Trichinosis is a difficult diagnosis, especially in areas where the infection is not endemic, and there has been no outbreak. In the first 3 to 4 weeks, patients present with nonspecific symptoms. These symptoms appear to be gastroenteritis, influenza, serious bacterial infection, heart failure, or acute coronary syndrome, leading to delayed diagnosis.[13] 

It is vital for nurses and clinicians to not neglect detailed dietary and travel history, especially meat ingestion within the five weeks before symptoms began. Improvement in agricultural and food processing standards has minimized the risk of infection in commercial meat. Populations at the highest risk are those that consume undercooked or raw wild game meat or noncommercial sources of pork. In the US, recent outbreaks have been associated with wild boar, bear, walrus, and unspecified pork.[14] 

Early diagnosis and treatment will reduce disease severity, but delay reduces the efficacy of antihelminthic drugs as larvae enter striated muscle. Trichinella larvae can survive in muscle tissue for many years so long-term follow-up may be necessary.[13] 

Media


(Click Image to Enlarge)

* * *

EXERCISE DESCRIPTION -> According to the trichinosis passage, which meats have been associated with recent outbreaks in the US?

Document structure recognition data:
* * *

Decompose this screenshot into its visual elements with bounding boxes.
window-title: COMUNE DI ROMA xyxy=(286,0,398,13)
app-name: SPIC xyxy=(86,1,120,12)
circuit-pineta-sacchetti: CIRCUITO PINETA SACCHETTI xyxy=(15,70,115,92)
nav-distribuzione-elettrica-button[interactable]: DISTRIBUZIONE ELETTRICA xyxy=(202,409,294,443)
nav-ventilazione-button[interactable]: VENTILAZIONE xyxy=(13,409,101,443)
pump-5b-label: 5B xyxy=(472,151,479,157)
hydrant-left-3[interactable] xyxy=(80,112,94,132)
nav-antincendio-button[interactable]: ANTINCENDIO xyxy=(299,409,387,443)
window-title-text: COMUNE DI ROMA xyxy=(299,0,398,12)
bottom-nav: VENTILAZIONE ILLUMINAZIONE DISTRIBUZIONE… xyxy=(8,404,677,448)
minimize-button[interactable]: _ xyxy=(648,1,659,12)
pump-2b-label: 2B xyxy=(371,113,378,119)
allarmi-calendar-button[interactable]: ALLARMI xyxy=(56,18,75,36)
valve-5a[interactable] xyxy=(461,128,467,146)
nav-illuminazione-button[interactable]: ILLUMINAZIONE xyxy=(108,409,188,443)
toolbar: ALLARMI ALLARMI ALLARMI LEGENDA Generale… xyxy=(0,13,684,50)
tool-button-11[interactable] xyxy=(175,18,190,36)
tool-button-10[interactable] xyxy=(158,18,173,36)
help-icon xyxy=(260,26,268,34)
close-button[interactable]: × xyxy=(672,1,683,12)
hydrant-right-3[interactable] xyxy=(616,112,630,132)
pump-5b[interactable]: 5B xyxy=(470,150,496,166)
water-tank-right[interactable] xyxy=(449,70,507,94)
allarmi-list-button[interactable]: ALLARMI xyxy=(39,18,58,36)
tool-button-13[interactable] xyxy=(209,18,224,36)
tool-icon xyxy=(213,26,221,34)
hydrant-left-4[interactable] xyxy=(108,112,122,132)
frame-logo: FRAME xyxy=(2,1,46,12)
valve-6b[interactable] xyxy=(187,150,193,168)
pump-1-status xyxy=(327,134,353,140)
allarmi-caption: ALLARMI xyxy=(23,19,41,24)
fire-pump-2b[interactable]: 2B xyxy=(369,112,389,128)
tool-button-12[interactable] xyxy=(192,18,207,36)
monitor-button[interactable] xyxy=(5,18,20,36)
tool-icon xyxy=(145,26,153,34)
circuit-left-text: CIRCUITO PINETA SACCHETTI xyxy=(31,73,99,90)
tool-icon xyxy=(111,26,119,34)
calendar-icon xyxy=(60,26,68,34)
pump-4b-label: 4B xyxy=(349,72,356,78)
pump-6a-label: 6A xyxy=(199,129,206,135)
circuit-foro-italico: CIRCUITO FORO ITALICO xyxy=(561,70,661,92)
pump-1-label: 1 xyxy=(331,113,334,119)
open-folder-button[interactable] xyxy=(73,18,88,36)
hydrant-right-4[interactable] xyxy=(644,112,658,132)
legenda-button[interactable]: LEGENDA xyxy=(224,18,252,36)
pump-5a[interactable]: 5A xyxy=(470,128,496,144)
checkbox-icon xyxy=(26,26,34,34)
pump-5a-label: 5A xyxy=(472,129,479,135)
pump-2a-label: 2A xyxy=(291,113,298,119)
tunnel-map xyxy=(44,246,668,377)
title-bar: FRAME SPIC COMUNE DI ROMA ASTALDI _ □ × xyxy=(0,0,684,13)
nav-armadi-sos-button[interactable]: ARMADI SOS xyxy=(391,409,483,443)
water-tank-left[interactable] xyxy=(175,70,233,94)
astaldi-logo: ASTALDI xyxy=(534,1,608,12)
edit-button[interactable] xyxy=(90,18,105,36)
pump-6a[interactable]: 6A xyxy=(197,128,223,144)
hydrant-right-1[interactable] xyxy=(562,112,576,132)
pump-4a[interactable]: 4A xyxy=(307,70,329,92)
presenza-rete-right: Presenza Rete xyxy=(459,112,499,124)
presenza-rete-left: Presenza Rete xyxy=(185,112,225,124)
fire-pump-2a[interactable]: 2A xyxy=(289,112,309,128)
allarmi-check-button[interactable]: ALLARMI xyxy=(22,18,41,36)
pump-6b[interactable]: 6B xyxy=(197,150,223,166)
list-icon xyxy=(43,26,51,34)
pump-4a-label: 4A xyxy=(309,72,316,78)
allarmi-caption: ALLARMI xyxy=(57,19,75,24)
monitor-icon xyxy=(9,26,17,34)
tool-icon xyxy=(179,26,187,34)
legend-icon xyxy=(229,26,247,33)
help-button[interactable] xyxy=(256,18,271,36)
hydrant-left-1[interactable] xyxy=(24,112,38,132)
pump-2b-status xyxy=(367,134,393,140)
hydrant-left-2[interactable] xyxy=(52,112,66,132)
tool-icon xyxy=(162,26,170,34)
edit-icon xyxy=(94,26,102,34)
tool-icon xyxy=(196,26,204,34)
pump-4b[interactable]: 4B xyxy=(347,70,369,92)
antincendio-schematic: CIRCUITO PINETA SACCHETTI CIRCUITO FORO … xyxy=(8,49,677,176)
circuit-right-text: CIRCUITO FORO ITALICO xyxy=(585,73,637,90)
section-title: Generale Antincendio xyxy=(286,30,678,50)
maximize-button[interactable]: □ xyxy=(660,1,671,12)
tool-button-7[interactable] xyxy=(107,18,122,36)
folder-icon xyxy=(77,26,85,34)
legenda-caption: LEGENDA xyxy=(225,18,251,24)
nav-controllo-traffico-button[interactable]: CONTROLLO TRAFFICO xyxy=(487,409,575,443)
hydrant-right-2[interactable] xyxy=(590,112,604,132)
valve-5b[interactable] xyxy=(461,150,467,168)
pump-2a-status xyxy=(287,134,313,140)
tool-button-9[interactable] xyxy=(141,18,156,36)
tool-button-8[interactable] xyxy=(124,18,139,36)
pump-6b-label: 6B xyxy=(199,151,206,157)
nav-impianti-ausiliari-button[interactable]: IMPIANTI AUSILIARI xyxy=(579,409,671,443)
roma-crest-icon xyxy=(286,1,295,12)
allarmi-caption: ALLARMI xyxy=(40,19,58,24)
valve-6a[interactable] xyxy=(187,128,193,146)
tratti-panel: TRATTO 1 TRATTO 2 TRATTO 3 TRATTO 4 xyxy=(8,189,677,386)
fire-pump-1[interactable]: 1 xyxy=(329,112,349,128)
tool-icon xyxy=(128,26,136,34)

* * *

SOLUTION TO THIS PROBLEM -> Wild boar, bear, walrus, and unspecified pork.